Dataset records
-- START --
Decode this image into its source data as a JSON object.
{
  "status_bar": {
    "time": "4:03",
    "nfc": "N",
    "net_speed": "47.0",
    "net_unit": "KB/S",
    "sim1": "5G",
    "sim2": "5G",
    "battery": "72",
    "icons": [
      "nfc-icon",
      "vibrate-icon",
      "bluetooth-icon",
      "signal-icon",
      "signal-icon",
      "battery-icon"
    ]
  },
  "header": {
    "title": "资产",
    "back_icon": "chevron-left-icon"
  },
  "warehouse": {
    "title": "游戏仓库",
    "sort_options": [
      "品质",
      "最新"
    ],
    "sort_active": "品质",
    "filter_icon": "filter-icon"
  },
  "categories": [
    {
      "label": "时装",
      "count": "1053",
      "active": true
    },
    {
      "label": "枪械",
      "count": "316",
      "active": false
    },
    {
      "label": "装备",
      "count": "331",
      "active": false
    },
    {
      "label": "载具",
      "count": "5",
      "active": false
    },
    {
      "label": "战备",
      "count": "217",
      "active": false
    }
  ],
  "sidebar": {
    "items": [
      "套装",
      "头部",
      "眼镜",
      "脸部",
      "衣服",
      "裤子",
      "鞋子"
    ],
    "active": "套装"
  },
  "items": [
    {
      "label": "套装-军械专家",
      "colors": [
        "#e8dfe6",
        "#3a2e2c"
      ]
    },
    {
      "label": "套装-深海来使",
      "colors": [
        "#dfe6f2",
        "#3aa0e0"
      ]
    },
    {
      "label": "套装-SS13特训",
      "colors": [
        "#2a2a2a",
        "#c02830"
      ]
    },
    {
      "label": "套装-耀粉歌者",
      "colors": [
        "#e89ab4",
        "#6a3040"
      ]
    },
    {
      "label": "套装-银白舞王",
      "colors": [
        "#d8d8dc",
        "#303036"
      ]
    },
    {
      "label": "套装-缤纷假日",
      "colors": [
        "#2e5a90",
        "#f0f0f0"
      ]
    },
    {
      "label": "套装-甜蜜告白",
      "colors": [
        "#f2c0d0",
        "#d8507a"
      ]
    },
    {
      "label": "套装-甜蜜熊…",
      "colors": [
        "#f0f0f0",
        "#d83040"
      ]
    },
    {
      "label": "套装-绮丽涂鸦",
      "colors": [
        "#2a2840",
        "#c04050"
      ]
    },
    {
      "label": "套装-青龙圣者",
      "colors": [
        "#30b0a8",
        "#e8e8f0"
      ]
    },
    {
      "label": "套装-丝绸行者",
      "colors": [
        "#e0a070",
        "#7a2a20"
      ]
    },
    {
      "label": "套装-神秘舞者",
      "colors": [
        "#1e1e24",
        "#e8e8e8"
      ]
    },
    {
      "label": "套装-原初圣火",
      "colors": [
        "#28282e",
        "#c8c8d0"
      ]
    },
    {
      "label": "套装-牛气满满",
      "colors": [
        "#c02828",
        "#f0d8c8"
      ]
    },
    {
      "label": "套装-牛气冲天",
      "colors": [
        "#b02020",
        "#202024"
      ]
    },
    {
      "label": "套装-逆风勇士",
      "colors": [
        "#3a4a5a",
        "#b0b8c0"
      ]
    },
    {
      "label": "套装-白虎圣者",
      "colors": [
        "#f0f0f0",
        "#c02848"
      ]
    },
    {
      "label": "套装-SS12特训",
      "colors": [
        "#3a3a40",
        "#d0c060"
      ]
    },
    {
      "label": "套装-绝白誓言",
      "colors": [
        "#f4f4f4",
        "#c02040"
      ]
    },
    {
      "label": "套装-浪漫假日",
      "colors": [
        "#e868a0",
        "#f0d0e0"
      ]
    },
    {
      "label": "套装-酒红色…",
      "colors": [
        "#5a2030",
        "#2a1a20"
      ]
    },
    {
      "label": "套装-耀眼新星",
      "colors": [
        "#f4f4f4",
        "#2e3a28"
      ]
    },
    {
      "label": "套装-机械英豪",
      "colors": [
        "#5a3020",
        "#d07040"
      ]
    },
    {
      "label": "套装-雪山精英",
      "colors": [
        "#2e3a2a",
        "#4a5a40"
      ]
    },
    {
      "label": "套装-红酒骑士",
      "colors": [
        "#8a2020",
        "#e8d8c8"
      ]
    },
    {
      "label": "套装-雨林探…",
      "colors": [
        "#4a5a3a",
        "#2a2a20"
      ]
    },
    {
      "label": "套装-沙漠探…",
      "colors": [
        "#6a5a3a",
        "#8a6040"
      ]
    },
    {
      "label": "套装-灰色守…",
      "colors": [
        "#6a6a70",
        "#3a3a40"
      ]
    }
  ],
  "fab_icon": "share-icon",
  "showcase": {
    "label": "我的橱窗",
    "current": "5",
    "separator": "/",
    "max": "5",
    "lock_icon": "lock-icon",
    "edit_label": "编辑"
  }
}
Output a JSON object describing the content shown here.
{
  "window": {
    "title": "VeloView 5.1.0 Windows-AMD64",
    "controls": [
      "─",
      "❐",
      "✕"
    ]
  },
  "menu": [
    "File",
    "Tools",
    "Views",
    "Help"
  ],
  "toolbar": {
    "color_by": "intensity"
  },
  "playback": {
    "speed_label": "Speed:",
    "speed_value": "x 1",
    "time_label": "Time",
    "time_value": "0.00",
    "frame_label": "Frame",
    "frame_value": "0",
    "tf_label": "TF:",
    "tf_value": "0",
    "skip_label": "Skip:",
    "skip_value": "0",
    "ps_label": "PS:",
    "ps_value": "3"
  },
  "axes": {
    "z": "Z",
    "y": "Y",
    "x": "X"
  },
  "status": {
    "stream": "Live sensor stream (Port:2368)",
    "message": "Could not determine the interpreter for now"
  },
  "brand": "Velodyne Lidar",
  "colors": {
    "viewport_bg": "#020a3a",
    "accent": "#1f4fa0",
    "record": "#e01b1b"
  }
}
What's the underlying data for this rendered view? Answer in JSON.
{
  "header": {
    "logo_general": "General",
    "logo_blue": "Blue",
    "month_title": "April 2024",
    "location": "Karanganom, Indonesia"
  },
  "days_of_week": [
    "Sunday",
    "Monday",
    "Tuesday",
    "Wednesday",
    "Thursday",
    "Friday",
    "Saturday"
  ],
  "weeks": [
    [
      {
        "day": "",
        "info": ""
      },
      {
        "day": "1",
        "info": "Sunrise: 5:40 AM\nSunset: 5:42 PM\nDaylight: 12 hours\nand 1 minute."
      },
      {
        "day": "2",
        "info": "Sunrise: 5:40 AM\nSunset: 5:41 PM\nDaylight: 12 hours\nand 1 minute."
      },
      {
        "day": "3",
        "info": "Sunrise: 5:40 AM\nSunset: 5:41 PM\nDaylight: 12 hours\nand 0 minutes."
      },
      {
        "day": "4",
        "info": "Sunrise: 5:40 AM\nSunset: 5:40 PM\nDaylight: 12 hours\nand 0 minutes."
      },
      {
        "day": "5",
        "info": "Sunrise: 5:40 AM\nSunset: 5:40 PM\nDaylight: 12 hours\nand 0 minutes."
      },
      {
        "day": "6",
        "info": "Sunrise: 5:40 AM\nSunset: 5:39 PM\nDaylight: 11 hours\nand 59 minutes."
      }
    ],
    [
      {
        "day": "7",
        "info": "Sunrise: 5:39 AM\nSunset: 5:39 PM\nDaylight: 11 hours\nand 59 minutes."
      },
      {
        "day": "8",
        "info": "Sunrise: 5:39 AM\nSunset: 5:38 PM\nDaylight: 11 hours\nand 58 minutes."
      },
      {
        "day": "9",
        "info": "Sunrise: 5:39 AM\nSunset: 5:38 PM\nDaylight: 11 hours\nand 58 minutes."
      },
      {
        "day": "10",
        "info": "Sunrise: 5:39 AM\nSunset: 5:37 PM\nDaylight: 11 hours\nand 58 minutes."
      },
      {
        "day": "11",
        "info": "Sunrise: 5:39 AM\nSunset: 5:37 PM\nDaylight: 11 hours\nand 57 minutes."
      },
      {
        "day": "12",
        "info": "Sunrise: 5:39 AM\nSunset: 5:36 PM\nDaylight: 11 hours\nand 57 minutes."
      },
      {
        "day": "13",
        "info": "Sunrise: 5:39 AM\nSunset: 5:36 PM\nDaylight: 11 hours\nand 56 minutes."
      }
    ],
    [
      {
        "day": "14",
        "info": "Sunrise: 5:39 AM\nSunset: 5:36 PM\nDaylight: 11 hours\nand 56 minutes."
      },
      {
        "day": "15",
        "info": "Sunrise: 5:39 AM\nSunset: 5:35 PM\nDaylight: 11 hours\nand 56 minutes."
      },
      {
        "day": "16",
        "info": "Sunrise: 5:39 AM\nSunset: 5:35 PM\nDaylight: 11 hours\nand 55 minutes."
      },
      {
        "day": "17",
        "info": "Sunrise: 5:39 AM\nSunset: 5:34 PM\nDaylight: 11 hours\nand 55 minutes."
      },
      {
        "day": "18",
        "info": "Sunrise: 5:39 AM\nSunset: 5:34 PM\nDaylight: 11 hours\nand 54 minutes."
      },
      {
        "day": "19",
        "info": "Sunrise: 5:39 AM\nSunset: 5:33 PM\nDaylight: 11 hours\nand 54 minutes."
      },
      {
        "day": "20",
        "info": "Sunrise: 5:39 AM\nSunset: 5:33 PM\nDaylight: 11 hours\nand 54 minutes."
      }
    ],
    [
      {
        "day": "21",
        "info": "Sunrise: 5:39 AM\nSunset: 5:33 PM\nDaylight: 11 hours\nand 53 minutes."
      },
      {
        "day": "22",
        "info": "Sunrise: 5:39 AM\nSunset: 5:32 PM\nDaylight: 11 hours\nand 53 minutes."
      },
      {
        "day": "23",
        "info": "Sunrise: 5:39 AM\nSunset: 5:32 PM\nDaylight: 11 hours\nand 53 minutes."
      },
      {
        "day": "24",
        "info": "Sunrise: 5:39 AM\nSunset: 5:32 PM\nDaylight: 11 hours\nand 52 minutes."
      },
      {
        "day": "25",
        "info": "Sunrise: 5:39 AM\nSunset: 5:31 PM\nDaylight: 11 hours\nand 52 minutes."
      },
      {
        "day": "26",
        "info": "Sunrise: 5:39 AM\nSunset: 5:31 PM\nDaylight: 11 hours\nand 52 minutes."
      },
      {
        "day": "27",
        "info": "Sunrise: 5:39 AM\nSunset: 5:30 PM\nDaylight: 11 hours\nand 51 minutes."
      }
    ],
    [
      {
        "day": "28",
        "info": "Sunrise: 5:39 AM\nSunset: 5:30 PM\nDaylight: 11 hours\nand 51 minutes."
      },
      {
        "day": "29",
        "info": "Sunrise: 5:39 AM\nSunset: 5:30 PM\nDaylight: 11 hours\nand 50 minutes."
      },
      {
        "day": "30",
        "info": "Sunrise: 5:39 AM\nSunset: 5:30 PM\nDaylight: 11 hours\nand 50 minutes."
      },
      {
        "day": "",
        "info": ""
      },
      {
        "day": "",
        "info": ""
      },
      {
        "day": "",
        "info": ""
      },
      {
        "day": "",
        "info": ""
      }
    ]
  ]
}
-- END --
From the data, pick out every line that includes "object".

[Finished exercise]:
Decode this image into its source data as a JSON object.
Output a JSON object describing the content shown here.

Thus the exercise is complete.